Brief
Your task is to extract every entry that follows word for word while excluding the pictures.
■ ■ ■
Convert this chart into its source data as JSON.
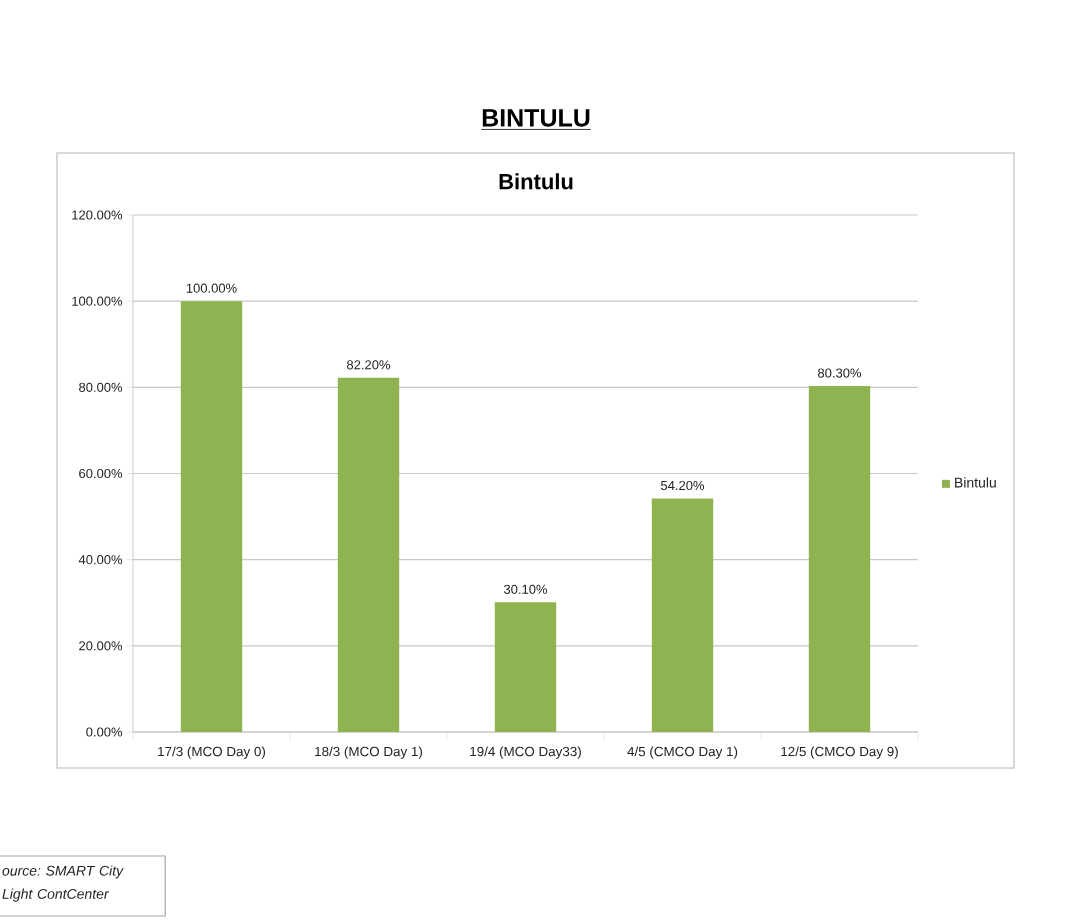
{
  "chart_data": {
    "type": "bar",
    "title": "BINTULU",
    "subtitle": "Bintulu",
    "categories": [
      "17/3 (MCO Day 0)",
      "18/3 (MCO Day 1)",
      "19/4 (MCO Day33)",
      "4/5 (CMCO Day 1)",
      "12/5 (CMCO Day 9)"
    ],
    "series": [
      {
        "name": "Bintulu",
        "color": "#8fb350",
        "values": [
          100,
          82.2,
          30.1,
          54.2,
          80.3
        ],
        "value_labels": [
          "100.00%",
          "82.20%",
          "30.10%",
          "54.20%",
          "80.30%"
        ]
      }
    ],
    "ylim": [
      0,
      120
    ],
    "yticks": [
      {
        "value": 0,
        "label": "0.00%"
      },
      {
        "value": 20,
        "label": "20.00%"
      },
      {
        "value": 40,
        "label": "40.00%"
      },
      {
        "value": 60,
        "label": "60.00%"
      },
      {
        "value": 80,
        "label": "80.00%"
      },
      {
        "value": 100,
        "label": "100.00%"
      },
      {
        "value": 120,
        "label": "120.00%"
      }
    ],
    "grid": "y",
    "legend": "right",
    "annotations": [
      "ource: SMART City Light ContCenter"
    ]
  }
}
■ ■ ■
Solution to the exercise
Convert this chart into its source data as JSON.
{
  "chart_data": {
    "type": "bar",
    "title": "BINTULU",
    "subtitle": "Bintulu",
    "categories": [
      "17/3 (MCO Day 0)",
      "18/3 (MCO Day 1)",
      "19/4 (MCO Day33)",
      "4/5 (CMCO Day 1)",
      "12/5 (CMCO Day 9)"
    ],
    "series": [
      {
        "name": "Bintulu",
        "color": "#8fb350",
        "values": [
          100,
          82.2,
          30.1,
          54.2,
          80.3
        ],
        "value_labels": [
          "100.00%",
          "82.20%",
          "30.10%",
          "54.20%",
          "80.30%"
        ]
      }
    ],
    "ylim": [
      0,
      120
    ],
    "yticks": [
      {
        "value": 0,
        "label": "0.00%"
      },
      {
        "value": 20,
        "label": "20.00%"
      },
      {
        "value": 40,
        "label": "40.00%"
      },
      {
        "value": 60,
        "label": "60.00%"
      },
      {
        "value": 80,
        "label": "80.00%"
      },
      {
        "value": 100,
        "label": "100.00%"
      },
      {
        "value": 120,
        "label": "120.00%"
      }
    ],
    "grid": "y",
    "legend": "right",
    "annotations": [
      "ource: SMART City Light ContCenter"
    ]
  }
}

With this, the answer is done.